Dataset rows about figures
◆ ◆ ◆ ◆

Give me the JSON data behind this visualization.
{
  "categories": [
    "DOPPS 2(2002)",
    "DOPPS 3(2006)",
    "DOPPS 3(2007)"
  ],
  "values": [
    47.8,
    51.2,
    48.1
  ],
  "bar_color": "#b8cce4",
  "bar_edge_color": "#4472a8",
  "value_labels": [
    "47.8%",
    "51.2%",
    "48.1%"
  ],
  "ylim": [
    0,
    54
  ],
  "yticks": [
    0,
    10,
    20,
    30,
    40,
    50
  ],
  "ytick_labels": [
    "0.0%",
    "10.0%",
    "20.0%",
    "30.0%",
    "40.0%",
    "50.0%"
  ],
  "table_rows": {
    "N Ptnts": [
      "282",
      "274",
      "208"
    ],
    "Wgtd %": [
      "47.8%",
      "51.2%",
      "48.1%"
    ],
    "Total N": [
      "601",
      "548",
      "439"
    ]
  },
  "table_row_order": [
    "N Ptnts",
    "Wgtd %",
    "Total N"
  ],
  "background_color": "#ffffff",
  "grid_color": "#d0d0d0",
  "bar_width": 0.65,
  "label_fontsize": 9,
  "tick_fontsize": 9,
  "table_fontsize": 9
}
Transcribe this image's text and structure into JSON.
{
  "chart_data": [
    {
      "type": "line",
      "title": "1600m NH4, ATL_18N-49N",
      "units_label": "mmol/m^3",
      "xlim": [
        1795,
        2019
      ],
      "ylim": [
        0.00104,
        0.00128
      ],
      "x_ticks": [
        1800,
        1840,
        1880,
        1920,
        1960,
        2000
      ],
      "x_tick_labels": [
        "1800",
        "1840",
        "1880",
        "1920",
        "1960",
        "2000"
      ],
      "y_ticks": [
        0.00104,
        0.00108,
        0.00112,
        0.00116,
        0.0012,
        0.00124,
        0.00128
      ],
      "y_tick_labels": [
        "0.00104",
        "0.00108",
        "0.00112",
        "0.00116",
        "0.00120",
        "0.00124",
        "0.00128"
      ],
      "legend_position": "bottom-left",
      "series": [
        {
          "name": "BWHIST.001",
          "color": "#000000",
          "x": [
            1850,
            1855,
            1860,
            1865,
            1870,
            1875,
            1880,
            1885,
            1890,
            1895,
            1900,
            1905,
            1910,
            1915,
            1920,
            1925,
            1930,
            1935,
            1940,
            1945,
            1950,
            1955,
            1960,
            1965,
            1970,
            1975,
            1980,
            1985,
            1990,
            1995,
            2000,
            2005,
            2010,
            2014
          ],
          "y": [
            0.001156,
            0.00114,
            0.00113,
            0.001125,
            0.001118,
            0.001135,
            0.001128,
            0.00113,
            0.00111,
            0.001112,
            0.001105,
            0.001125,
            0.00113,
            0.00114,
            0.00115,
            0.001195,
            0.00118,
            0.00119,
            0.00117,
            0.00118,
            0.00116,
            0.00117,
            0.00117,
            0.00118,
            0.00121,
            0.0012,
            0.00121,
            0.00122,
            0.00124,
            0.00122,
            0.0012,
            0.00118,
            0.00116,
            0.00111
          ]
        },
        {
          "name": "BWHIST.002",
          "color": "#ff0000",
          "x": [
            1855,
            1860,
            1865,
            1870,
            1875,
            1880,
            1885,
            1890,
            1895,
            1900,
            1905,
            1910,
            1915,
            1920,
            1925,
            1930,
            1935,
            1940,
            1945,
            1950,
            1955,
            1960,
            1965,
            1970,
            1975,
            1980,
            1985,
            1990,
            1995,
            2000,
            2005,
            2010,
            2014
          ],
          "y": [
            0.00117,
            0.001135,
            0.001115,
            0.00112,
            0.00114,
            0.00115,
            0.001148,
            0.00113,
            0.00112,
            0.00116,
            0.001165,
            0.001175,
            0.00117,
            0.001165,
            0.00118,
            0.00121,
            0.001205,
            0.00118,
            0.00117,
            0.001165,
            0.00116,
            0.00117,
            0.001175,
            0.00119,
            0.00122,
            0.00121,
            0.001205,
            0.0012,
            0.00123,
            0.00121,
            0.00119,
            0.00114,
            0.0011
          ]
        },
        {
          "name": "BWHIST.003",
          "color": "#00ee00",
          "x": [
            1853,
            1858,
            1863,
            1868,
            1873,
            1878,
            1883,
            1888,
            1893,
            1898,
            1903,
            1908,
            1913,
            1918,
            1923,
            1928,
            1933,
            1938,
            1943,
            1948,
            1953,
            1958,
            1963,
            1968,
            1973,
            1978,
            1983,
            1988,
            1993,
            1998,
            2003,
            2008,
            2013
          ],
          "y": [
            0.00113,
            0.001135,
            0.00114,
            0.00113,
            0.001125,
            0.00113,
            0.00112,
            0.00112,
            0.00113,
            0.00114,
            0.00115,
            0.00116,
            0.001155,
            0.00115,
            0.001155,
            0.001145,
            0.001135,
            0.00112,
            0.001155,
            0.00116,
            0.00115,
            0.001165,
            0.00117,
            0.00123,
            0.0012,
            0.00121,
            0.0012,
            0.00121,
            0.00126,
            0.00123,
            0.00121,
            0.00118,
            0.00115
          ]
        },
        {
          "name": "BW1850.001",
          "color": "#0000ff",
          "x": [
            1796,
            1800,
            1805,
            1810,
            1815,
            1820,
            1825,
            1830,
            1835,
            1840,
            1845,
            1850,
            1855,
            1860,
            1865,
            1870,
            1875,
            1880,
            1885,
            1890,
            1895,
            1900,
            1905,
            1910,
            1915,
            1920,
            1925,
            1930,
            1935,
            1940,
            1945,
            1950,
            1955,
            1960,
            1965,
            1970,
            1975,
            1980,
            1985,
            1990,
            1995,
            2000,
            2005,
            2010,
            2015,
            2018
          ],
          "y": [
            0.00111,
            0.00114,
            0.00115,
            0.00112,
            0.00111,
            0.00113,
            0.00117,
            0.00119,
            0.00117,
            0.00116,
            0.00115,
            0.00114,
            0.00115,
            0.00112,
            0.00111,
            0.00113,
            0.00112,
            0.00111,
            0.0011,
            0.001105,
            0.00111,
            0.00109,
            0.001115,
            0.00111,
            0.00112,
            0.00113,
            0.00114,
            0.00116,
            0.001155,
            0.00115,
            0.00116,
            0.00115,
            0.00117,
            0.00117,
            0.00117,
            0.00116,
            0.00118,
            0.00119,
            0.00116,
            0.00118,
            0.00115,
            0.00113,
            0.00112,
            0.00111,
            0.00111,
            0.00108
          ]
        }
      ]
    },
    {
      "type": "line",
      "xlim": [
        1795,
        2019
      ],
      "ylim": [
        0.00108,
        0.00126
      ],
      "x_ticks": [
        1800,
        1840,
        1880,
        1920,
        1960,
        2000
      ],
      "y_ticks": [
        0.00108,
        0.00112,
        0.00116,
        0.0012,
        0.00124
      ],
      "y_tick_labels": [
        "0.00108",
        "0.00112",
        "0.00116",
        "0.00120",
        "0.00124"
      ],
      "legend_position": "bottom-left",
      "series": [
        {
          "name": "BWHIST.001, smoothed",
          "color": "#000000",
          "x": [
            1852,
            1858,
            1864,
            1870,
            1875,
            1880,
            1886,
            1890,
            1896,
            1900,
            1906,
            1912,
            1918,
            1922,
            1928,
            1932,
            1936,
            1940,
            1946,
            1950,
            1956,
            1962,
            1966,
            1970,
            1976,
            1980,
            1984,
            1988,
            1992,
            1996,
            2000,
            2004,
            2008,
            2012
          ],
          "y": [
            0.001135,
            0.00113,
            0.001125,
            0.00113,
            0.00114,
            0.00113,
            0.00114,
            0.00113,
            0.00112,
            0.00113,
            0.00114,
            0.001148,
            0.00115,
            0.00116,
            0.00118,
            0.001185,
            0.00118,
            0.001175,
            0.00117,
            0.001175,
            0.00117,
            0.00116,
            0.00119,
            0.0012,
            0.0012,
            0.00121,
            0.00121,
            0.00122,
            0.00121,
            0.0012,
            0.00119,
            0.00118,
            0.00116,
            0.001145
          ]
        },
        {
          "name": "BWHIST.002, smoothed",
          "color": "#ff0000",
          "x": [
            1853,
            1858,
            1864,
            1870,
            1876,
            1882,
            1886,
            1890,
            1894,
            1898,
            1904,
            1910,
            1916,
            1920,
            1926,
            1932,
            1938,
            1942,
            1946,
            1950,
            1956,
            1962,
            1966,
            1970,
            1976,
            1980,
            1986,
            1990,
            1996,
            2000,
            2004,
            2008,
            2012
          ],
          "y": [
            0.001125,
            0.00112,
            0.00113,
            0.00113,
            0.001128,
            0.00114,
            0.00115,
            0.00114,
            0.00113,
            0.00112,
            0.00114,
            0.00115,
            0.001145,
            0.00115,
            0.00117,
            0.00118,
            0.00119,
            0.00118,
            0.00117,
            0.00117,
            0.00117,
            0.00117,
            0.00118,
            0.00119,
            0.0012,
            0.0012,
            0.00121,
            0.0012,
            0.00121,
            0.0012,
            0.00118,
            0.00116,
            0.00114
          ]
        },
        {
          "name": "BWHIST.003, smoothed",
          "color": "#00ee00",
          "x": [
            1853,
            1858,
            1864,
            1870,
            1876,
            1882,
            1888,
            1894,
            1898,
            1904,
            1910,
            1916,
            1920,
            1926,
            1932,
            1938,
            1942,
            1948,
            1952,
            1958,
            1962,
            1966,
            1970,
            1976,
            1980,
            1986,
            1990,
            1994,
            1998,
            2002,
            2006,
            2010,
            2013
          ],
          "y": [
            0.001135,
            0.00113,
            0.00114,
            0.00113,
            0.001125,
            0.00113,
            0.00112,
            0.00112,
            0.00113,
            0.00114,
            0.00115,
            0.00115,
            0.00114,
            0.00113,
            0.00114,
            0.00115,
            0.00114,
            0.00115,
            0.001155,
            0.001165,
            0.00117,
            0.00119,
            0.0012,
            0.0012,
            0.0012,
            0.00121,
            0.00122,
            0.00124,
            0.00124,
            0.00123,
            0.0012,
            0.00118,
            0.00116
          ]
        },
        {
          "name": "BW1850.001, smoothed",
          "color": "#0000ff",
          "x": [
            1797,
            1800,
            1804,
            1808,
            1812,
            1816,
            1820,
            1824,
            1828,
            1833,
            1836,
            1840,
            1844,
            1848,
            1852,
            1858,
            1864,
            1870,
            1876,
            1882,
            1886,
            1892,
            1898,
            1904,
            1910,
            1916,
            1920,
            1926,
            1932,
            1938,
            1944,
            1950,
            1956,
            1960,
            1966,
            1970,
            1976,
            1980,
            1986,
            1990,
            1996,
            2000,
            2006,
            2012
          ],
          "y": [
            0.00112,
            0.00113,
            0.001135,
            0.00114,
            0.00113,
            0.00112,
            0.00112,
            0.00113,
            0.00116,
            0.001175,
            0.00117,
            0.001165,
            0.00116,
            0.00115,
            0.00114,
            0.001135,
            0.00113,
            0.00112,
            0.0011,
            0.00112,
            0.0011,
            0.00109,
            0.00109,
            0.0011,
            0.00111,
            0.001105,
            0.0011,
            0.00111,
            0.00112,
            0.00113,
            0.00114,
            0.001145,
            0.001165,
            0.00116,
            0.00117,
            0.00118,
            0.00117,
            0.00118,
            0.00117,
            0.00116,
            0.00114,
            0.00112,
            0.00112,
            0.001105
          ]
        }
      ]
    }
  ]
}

◆ ◆ ◆ ◆

# Task to complete
State only how many lines in the material include "name".

# The reply
8